Table of Contents
- Introduction
- Description of Technology
- Key Components
- Safety Issues
- Maintenance of Technology
- Maintenance Checklist
- Performance Monitoring
- O&M Cost
- Additional Support
- Sources of Information
Introduction
Unitary heating, ventilation, and air conditioning (HVAC) systems, which combine heating and cooling in one unit (packaged) or a few sections (split), are one of the most common technologies used for space conditioning in commercial buildings. They are designed to be flexible so that the equipment can be installed indoors (in a mechanical room, attics, ceilings, etc.) or outdoors (on rooftops or on the ground). Effective operations and maintenance (O&M) of these systems is necessary to maximize efficiency and production, provide occupancy comfort, and reduce failures.
The purpose of this equipment O&M Best Practice is to provide an overview of unitary HVAC equipment, maintenance requirements, and best practices necessary to operate the systems safely and efficiently. Support organizations should budget and plan for regular maintenance to assure continuous operation.
Description of Technology
Unitary HVAC equipment can provide cooling or heating only, or both cooling and heating. Cooling is most often supplied by a direct expansion (DX) system, while heating can be provided by several system types, including gas (natural or propane), electric resistance, and heat pump (air-to-air).[1]
All components can be contained in one cabinet (e.g., rooftop unit as shown in Figure 1) or they can be housed in two cabinets (e.g., split systems as shown in Figure 2). The indoor unit of a split system contains the space conditioning and air movement components, and the outdoor unit houses the heat-rejection devices.

Supplied material:
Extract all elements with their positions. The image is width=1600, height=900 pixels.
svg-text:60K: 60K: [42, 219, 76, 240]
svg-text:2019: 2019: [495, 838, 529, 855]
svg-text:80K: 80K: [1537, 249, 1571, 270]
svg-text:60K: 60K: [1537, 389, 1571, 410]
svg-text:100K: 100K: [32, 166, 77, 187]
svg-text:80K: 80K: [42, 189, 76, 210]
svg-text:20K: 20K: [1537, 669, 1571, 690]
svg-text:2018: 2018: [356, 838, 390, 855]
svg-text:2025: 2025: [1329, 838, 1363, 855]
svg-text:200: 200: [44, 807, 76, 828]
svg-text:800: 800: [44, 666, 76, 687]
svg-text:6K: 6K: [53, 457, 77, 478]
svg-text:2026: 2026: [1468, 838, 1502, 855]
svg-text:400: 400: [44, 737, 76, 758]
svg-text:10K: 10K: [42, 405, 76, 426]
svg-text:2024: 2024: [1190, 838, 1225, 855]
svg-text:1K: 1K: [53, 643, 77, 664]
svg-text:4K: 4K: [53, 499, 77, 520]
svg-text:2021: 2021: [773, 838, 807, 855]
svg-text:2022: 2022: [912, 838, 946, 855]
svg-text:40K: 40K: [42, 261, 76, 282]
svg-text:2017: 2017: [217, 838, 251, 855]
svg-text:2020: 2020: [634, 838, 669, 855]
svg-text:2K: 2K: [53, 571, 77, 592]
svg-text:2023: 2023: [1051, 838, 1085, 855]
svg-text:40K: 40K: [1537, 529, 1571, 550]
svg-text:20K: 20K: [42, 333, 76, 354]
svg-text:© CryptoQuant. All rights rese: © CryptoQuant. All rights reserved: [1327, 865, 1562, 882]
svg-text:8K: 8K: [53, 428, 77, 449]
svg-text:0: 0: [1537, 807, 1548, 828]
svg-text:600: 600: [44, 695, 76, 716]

Your task:
Translate this sentence from the passage on unitary HVAC systems into Spanish: "The indoor unit of a split system contains the space conditioning and air movement components, and the outdoor unit houses the heat-rejection devices."

Result:
La unidad interior de un sistema dividido contiene los componentes de acondicionamiento del espacio y de movimiento de aire, y la unidad exterior aloja los dispositivos de rechazo de calor.